- Do this -
Every line below is to be quoted exactly, with nothing added or dropped.
--
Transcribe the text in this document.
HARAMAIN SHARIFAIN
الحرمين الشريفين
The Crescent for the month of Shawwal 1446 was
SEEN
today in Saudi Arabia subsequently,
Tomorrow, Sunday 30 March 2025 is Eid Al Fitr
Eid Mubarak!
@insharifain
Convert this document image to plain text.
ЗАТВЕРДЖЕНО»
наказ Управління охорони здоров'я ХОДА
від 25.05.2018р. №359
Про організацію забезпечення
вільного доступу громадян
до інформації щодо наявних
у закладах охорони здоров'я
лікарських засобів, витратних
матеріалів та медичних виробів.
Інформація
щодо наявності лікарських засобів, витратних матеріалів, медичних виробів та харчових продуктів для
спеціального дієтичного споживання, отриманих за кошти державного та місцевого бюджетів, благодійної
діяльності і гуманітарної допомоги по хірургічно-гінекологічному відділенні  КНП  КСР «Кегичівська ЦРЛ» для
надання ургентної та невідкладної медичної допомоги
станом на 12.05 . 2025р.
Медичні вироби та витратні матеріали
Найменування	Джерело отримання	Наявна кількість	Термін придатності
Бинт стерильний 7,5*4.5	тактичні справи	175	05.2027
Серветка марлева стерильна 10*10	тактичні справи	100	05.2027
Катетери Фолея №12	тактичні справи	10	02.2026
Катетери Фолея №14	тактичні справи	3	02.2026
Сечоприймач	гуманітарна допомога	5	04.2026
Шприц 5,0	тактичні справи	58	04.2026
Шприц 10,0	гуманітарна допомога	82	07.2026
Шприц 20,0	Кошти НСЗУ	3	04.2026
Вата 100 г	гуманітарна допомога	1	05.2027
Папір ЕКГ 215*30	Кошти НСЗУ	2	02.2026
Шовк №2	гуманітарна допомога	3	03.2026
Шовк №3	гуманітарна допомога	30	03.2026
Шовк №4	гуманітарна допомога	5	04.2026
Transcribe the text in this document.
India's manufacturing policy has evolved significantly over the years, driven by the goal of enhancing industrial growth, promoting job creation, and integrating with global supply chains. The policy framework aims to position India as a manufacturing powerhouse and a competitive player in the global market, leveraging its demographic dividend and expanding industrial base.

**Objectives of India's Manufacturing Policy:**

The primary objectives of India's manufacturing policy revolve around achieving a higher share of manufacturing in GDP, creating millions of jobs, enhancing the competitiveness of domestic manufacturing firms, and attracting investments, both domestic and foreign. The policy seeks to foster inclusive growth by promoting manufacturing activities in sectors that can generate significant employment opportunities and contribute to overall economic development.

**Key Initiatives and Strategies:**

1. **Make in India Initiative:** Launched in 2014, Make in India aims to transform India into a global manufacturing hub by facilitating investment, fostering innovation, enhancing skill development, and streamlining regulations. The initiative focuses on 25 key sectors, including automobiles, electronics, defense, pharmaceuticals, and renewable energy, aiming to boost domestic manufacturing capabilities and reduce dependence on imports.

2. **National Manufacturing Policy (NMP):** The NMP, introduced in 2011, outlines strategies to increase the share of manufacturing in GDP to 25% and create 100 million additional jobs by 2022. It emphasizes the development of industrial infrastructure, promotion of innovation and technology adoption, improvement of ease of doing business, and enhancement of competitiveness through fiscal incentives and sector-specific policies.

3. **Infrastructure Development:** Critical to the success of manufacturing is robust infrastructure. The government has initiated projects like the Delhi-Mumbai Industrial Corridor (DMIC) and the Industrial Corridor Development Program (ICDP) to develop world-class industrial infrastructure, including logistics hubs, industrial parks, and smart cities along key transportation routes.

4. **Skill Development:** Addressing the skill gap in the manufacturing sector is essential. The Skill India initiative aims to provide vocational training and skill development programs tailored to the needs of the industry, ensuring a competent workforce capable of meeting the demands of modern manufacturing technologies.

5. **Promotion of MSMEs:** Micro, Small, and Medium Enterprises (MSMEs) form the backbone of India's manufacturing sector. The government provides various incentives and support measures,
--
- Answer to the problem -
Transcribe the text in this document.
HARAMAIN SHARIFAIN
الحرمين الشريفين
The Crescent for the month of Shawwal 1446 was
SEEN
today in Saudi Arabia subsequently,
Tomorrow, Sunday 30 March 2025 is Eid Al Fitr
Eid Mubarak!
@insharifain
Convert this document image to plain text.
ЗАТВЕРДЖЕНО»
наказ Управління охорони здоров'я ХОДА
від 25.05.2018р. №359
Про організацію забезпечення
вільного доступу громадян
до інформації щодо наявних
у закладах охорони здоров'я
лікарських засобів, витратних
матеріалів та медичних виробів.
Інформація
щодо наявності лікарських засобів, витратних матеріалів, медичних виробів та харчових продуктів для
спеціального дієтичного споживання, отриманих за кошти державного та місцевого бюджетів, благодійної
діяльності і гуманітарної допомоги по хірургічно-гінекологічному відділенні  КНП  КСР «Кегичівська ЦРЛ» для
надання ургентної та невідкладної медичної допомоги
станом на 12.05 . 2025р.
Медичні вироби та витратні матеріали
Найменування	Джерело отримання	Наявна кількість	Термін придатності
Бинт стерильний 7,5*4.5	тактичні справи	175	05.2027
Серветка марлева стерильна 10*10	тактичні справи	100	05.2027
Катетери Фолея №12	тактичні справи	10	02.2026
Катетери Фолея №14	тактичні справи	3	02.2026
Сечоприймач	гуманітарна допомога	5	04.2026
Шприц 5,0	тактичні справи	58	04.2026
Шприц 10,0	гуманітарна допомога	82	07.2026
Шприц 20,0	Кошти НСЗУ	3	04.2026
Вата 100 г	гуманітарна допомога	1	05.2027
Папір ЕКГ 215*30	Кошти НСЗУ	2	02.2026
Шовк №2	гуманітарна допомога	3	03.2026
Шовк №3	гуманітарна допомога	30	03.2026
Шовк №4	гуманітарна допомога	5	04.2026
Transcribe the text in this document.
India's manufacturing policy has evolved significantly over the years, driven by the goal of enhancing industrial growth, promoting job creation, and integrating with global supply chains. The policy framework aims to position India as a manufacturing powerhouse and a competitive player in the global market, leveraging its demographic dividend and expanding industrial base.

**Objectives of India's Manufacturing Policy:**

The primary objectives of India's manufacturing policy revolve around achieving a higher share of manufacturing in GDP, creating millions of jobs, enhancing the competitiveness of domestic manufacturing firms, and attracting investments, both domestic and foreign. The policy seeks to foster inclusive growth by promoting manufacturing activities in sectors that can generate significant employment opportunities and contribute to overall economic development.

**Key Initiatives and Strategies:**

1. **Make in India Initiative:** Launched in 2014, Make in India aims to transform India into a global manufacturing hub by facilitating investment, fostering innovation, enhancing skill development, and streamlining regulations. The initiative focuses on 25 key sectors, including automobiles, electronics, defense, pharmaceuticals, and renewable energy, aiming to boost domestic manufacturing capabilities and reduce dependence on imports.

2. **National Manufacturing Policy (NMP):** The NMP, introduced in 2011, outlines strategies to increase the share of manufacturing in GDP to 25% and create 100 million additional jobs by 2022. It emphasizes the development of industrial infrastructure, promotion of innovation and technology adoption, improvement of ease of doing business, and enhancement of competitiveness through fiscal incentives and sector-specific policies.

3. **Infrastructure Development:** Critical to the success of manufacturing is robust infrastructure. The government has initiated projects like the Delhi-Mumbai Industrial Corridor (DMIC) and the Industrial Corridor Development Program (ICDP) to develop world-class industrial infrastructure, including logistics hubs, industrial parks, and smart cities along key transportation routes.

4. **Skill Development:** Addressing the skill gap in the manufacturing sector is essential. The Skill India initiative aims to provide vocational training and skill development programs tailored to the needs of the industry, ensuring a competent workforce capable of meeting the demands of modern manufacturing technologies.

5. **Promotion of MSMEs:** Micro, Small, and Medium Enterprises (MSMEs) form the backbone of India's manufacturing sector. The government provides various incentives and support measures,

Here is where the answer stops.